Task instructions
Copy every line of the data in which the word "DOWN" occurs.

Data to use
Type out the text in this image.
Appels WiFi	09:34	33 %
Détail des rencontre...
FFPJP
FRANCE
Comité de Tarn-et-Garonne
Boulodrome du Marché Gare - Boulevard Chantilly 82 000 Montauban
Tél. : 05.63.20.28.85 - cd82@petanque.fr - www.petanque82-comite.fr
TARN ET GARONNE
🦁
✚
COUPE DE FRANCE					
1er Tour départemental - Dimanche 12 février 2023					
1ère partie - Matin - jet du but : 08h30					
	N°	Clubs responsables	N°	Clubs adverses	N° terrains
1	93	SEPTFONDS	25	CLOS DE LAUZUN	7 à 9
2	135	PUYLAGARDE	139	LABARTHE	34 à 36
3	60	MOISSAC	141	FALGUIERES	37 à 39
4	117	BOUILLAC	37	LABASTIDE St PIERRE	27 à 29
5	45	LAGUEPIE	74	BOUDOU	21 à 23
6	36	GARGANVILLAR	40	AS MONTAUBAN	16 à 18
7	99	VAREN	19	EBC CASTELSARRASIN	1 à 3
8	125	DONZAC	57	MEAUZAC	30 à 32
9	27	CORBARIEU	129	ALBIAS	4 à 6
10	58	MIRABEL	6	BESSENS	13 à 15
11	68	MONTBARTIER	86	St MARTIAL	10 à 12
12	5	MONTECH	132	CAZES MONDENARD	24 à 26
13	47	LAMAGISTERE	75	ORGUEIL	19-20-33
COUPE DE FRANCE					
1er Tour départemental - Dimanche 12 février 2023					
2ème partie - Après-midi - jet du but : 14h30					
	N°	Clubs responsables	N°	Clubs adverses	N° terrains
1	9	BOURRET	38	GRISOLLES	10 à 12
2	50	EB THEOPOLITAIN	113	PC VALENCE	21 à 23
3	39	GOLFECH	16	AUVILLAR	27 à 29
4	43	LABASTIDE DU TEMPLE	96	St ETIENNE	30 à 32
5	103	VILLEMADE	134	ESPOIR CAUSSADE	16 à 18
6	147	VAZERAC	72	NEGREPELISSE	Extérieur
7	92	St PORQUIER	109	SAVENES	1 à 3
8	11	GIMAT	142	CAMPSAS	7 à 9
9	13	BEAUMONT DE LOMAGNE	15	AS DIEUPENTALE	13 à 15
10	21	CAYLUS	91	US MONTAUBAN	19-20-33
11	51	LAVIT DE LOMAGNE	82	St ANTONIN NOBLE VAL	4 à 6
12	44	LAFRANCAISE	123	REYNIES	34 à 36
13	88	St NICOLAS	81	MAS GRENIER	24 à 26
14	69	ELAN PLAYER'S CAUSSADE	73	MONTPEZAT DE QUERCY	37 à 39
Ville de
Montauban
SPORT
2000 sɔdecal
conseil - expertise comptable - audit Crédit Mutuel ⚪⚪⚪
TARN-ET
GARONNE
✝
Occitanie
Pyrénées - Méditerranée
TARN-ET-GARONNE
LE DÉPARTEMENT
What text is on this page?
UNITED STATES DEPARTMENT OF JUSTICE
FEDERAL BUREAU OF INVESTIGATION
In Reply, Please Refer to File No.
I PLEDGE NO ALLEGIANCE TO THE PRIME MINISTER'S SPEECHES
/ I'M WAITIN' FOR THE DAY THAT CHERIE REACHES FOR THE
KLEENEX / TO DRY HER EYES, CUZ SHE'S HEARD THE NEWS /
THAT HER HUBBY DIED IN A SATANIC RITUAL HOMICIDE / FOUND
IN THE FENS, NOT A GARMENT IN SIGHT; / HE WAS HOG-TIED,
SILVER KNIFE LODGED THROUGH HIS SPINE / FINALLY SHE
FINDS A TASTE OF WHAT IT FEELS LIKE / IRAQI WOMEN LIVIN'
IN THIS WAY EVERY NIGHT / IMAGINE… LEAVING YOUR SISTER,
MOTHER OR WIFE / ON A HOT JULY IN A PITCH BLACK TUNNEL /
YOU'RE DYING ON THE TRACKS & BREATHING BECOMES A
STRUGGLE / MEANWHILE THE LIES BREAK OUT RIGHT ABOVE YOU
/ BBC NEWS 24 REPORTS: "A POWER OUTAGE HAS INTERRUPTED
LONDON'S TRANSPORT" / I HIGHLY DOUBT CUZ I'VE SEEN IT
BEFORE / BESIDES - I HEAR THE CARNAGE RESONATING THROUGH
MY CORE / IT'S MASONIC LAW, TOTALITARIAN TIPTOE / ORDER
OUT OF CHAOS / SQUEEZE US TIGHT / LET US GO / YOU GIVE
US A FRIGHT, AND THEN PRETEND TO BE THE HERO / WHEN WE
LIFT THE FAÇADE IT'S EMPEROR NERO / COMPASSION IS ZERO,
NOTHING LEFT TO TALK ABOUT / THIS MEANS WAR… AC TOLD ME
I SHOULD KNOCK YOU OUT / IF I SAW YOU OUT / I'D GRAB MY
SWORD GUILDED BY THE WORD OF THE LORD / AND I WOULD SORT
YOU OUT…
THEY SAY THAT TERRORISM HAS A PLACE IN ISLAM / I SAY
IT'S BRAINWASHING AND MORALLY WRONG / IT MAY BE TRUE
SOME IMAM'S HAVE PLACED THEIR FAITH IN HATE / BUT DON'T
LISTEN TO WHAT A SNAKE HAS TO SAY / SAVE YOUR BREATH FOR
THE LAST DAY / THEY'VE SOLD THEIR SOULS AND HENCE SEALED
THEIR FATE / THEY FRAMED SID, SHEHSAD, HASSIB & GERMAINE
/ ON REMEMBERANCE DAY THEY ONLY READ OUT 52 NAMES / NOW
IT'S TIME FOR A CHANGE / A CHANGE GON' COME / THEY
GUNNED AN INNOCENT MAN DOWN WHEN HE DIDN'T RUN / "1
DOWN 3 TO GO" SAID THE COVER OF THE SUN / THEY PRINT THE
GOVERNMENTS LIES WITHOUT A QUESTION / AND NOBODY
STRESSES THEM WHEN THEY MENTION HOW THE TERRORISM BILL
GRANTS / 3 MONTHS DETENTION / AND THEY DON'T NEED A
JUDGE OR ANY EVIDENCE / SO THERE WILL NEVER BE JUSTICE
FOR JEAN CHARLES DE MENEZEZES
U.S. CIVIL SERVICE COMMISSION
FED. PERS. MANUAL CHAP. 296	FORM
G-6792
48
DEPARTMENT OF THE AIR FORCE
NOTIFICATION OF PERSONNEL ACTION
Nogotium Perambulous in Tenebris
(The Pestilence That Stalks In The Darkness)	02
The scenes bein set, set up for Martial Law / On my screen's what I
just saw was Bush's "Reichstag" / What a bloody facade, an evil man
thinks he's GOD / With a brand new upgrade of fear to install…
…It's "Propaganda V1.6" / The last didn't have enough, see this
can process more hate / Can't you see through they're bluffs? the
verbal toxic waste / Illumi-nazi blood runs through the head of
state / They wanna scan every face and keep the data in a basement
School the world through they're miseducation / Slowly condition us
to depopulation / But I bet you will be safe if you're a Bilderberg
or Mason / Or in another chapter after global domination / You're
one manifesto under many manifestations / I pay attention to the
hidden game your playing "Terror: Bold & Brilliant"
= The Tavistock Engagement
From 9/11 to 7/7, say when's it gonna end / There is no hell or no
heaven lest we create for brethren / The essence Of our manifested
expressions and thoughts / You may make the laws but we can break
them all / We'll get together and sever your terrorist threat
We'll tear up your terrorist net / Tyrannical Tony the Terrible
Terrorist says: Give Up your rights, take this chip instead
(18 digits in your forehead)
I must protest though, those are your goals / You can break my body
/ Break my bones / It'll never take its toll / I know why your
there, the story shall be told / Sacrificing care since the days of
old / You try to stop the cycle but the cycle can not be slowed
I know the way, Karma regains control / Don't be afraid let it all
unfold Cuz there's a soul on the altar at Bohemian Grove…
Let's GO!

Full response
GUNNED AN INNOCENT MAN DOWN WHEN HE DIDN'T RUN / "1
DOWN 3 TO GO" SAID THE COVER OF THE SUN / THEY PRINT THE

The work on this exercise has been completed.